Exercise goal ▸ Out of the listing below, copy every line that carries the string "type".

Data records ▸
══════════

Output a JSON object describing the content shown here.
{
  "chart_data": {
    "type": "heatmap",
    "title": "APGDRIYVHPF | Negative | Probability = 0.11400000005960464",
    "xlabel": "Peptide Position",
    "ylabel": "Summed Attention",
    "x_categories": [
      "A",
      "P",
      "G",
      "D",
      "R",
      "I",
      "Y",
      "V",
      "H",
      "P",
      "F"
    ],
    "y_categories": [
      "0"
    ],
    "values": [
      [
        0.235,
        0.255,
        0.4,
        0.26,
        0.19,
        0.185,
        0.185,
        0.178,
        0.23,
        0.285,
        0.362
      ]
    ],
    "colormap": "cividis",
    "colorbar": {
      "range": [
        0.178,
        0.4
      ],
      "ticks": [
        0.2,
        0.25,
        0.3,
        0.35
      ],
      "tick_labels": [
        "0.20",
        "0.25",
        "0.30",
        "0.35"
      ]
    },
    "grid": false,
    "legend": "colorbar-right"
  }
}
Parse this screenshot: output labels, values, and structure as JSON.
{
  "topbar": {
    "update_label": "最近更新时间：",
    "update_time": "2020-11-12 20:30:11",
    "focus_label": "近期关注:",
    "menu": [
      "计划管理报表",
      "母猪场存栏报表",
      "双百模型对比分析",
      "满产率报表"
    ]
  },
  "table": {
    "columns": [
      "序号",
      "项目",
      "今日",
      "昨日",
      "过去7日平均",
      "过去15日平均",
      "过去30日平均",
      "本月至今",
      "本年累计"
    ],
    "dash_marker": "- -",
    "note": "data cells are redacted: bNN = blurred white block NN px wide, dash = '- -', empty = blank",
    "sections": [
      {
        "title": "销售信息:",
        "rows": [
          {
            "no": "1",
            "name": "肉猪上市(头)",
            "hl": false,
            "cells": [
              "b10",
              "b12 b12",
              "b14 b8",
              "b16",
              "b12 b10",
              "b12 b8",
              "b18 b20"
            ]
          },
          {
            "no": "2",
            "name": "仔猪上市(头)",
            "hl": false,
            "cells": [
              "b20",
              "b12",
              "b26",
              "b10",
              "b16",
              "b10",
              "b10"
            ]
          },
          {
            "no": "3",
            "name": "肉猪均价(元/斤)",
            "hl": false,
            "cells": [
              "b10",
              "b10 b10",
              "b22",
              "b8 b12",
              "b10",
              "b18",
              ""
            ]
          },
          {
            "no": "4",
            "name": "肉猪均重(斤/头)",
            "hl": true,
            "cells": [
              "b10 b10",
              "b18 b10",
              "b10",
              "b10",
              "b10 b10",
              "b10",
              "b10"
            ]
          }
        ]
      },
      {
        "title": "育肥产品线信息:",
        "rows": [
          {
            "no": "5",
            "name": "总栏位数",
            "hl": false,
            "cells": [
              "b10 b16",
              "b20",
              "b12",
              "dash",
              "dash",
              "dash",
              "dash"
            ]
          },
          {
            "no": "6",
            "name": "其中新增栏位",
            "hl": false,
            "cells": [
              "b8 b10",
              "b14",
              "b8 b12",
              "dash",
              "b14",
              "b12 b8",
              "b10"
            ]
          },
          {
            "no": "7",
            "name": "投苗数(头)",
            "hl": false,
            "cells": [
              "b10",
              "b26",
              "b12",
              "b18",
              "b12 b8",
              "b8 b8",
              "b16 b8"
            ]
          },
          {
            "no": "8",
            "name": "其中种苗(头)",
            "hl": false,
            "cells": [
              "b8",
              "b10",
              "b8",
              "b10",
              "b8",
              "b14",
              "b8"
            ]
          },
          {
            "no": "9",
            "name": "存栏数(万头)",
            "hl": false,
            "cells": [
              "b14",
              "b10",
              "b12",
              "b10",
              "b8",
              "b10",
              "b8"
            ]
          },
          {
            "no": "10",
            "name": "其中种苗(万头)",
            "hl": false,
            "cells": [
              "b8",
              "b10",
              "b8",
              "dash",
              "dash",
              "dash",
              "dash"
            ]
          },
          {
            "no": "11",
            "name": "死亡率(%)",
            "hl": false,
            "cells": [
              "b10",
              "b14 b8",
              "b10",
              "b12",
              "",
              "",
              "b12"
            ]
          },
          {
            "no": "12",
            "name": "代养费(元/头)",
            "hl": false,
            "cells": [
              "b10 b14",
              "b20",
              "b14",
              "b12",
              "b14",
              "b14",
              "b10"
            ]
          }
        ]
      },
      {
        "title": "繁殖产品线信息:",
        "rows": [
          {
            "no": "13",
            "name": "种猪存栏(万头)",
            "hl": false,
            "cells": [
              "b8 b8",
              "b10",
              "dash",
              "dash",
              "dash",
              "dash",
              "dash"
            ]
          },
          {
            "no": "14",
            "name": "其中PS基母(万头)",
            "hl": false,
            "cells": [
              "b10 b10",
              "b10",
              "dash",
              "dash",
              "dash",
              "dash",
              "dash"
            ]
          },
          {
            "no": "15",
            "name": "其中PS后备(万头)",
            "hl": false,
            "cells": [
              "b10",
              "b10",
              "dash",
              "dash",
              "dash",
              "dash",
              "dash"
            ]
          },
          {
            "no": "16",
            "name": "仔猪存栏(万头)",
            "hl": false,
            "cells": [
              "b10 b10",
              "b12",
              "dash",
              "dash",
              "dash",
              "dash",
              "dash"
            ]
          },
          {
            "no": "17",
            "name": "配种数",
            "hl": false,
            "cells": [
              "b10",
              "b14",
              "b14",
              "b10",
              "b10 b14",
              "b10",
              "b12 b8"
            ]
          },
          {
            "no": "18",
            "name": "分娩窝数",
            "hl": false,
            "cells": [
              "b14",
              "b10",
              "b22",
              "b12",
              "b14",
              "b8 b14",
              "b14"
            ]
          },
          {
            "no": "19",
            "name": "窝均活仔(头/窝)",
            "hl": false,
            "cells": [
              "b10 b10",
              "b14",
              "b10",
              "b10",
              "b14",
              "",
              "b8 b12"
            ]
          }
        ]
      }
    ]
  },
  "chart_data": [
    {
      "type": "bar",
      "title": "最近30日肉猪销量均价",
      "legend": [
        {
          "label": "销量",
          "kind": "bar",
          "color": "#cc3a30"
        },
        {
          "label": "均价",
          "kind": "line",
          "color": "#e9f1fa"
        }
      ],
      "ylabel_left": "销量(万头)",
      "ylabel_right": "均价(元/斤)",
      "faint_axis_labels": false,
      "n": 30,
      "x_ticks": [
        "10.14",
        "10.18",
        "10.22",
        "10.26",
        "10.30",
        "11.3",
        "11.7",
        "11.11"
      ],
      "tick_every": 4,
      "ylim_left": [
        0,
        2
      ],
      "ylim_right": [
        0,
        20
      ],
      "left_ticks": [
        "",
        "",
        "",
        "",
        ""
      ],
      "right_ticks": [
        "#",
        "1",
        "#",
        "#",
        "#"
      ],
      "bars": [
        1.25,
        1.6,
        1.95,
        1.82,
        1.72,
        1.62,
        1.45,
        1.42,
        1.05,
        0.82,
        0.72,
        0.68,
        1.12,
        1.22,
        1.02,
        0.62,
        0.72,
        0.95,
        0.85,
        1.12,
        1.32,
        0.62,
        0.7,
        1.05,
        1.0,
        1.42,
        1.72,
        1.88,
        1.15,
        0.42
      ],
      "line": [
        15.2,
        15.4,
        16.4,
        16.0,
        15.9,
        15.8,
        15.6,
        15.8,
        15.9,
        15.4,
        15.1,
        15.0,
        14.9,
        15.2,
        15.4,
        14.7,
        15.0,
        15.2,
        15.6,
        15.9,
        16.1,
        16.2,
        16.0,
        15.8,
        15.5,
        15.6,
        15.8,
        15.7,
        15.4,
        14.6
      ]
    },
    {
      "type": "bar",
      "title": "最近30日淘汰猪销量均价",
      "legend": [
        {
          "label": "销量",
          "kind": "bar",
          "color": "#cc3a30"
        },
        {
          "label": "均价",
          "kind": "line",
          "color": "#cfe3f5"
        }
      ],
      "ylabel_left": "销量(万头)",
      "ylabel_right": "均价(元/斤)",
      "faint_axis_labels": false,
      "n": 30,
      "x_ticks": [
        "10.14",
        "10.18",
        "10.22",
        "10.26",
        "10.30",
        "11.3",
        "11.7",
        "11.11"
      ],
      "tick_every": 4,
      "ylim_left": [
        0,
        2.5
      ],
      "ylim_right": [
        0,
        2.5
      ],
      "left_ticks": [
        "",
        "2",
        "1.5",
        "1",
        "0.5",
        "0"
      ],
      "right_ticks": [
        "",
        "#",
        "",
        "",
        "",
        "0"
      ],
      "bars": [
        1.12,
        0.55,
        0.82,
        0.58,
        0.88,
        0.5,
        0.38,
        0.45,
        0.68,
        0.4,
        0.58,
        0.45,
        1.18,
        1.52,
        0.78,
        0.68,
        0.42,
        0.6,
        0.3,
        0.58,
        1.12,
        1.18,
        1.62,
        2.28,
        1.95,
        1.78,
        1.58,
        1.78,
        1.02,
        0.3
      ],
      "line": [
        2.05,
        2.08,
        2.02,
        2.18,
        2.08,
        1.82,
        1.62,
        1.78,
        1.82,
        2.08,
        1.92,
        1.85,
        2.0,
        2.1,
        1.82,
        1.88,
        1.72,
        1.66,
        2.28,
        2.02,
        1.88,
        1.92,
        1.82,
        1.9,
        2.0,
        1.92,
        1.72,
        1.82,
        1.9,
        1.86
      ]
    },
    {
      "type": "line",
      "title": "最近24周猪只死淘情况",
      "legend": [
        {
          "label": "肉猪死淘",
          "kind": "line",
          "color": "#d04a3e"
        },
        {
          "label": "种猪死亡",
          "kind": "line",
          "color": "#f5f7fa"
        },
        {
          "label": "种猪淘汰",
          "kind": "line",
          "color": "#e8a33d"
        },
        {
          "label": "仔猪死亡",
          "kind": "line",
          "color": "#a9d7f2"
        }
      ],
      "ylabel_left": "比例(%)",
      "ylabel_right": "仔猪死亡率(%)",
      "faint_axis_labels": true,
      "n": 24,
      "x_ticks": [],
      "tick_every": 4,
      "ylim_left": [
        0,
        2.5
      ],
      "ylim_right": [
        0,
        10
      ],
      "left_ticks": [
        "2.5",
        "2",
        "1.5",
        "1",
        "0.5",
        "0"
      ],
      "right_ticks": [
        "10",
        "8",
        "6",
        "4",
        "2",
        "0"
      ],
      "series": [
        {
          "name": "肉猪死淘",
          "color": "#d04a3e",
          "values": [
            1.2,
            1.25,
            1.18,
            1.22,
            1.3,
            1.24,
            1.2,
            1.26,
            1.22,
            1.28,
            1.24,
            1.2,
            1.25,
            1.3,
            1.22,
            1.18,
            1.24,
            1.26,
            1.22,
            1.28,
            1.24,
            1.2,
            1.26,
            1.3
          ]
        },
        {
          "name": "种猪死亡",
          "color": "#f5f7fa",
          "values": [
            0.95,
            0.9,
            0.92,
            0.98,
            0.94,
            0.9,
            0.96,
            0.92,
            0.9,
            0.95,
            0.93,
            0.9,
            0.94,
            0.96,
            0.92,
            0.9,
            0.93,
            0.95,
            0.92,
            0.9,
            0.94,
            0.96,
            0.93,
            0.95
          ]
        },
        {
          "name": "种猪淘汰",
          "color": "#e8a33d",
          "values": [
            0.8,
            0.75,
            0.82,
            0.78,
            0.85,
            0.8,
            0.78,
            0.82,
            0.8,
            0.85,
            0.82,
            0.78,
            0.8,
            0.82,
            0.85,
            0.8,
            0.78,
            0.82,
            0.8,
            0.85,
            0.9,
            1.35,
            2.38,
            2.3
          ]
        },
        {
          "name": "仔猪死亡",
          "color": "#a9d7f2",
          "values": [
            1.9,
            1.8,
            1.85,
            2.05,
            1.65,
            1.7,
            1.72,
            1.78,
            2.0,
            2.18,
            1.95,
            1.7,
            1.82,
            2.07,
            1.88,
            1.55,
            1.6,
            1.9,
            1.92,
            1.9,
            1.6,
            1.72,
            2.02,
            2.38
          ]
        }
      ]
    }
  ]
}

══════════

Output of the exercise ▸
    "type": "heatmap",
      "type": "bar",
      "type": "bar",
      "type": "line",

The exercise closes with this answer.